* Start Data listing *
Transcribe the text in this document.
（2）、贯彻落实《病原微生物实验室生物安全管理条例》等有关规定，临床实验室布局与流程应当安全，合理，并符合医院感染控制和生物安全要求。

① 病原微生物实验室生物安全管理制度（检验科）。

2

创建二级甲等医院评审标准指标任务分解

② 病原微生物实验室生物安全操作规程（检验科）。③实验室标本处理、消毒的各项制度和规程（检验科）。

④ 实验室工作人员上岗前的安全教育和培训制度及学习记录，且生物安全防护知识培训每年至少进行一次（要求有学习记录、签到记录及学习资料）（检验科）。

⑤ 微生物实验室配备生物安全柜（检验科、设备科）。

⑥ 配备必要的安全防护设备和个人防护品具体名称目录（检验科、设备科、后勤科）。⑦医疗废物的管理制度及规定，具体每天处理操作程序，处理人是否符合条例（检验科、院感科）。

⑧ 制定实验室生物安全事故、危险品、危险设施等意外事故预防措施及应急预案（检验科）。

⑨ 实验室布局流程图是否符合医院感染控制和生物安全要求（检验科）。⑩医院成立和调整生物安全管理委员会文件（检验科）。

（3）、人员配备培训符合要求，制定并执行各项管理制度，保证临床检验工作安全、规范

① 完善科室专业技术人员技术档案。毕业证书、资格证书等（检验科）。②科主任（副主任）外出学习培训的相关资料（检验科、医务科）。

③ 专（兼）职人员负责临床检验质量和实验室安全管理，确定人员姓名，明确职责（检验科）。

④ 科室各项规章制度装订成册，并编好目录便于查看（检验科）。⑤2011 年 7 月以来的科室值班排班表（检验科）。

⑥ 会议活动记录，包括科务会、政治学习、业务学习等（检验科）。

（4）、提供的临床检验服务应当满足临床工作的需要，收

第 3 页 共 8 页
* End Data listing *
Work required
Restate each record word for word.

Finished exercise
Transcribe the text in this document.
（2）、贯彻落实《病原微生物实验室生物安全管理条例》等有关规定，临床实验室布局与流程应当安全，合理，并符合医院感染控制和生物安全要求。

① 病原微生物实验室生物安全管理制度（检验科）。

2

创建二级甲等医院评审标准指标任务分解

② 病原微生物实验室生物安全操作规程（检验科）。③实验室标本处理、消毒的各项制度和规程（检验科）。

④ 实验室工作人员上岗前的安全教育和培训制度及学习记录，且生物安全防护知识培训每年至少进行一次（要求有学习记录、签到记录及学习资料）（检验科）。

⑤ 微生物实验室配备生物安全柜（检验科、设备科）。

⑥ 配备必要的安全防护设备和个人防护品具体名称目录（检验科、设备科、后勤科）。⑦医疗废物的管理制度及规定，具体每天处理操作程序，处理人是否符合条例（检验科、院感科）。

⑧ 制定实验室生物安全事故、危险品、危险设施等意外事故预防措施及应急预案（检验科）。

⑨ 实验室布局流程图是否符合医院感染控制和生物安全要求（检验科）。⑩医院成立和调整生物安全管理委员会文件（检验科）。

（3）、人员配备培训符合要求，制定并执行各项管理制度，保证临床检验工作安全、规范

① 完善科室专业技术人员技术档案。毕业证书、资格证书等（检验科）。②科主任（副主任）外出学习培训的相关资料（检验科、医务科）。

③ 专（兼）职人员负责临床检验质量和实验室安全管理，确定人员姓名，明确职责（检验科）。

④ 科室各项规章制度装订成册，并编好目录便于查看（检验科）。⑤2011 年 7 月以来的科室值班排班表（检验科）。

⑥ 会议活动记录，包括科务会、政治学习、业务学习等（检验科）。

（4）、提供的临床检验服务应当满足临床工作的需要，收

第 3 页 共 8 页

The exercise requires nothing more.